**TASK REQUIREMENTS**.
Work out how many lines in the entries contain the string "values", and give nothing but that number.

**DATA SHOWN**.
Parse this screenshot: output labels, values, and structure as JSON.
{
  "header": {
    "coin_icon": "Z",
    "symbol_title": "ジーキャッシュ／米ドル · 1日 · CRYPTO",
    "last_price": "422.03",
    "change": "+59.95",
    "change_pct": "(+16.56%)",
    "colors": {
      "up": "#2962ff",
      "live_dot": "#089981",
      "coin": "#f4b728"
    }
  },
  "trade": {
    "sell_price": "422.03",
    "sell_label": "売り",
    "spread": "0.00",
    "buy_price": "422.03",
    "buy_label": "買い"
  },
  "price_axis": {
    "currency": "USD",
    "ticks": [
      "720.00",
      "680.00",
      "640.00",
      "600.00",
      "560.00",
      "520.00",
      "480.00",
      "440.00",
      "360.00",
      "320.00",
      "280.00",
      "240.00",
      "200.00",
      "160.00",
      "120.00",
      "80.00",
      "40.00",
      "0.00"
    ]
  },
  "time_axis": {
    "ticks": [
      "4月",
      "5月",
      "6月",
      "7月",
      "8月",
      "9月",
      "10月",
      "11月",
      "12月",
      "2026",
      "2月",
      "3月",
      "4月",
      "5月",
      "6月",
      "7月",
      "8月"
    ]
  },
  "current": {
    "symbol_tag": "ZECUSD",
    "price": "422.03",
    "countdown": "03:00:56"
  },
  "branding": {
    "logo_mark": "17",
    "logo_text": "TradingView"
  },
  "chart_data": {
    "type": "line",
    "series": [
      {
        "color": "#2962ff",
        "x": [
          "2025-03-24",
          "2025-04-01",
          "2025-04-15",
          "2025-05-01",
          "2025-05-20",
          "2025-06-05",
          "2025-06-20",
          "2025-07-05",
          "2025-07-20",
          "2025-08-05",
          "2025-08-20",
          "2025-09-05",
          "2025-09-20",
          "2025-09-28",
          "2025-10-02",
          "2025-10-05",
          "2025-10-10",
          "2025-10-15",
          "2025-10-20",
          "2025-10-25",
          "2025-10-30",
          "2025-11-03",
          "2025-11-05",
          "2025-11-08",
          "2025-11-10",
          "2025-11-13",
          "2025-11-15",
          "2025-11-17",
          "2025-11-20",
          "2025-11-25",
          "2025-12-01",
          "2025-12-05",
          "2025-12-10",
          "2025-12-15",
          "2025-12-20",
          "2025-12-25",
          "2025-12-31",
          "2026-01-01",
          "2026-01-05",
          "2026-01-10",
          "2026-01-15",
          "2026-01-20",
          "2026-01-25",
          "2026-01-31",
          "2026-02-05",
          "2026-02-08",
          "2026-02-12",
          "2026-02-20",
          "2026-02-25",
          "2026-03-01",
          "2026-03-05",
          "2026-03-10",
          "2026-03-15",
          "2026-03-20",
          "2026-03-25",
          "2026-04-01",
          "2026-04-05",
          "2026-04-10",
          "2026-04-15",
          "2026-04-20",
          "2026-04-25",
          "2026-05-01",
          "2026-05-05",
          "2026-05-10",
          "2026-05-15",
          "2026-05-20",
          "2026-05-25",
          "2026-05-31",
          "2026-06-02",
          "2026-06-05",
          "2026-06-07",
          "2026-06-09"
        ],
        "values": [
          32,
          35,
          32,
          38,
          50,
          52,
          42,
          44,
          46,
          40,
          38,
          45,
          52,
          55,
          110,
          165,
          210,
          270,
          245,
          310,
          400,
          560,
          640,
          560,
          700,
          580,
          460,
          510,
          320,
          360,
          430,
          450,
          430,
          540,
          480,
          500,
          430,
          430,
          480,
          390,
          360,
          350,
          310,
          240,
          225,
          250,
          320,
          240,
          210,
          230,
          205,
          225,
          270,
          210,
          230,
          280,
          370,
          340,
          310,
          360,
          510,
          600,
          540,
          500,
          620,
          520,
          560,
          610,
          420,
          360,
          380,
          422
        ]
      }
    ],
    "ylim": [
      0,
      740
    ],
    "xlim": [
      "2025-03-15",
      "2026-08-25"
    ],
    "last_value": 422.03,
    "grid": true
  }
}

**WRITTEN RESPONSE**.
2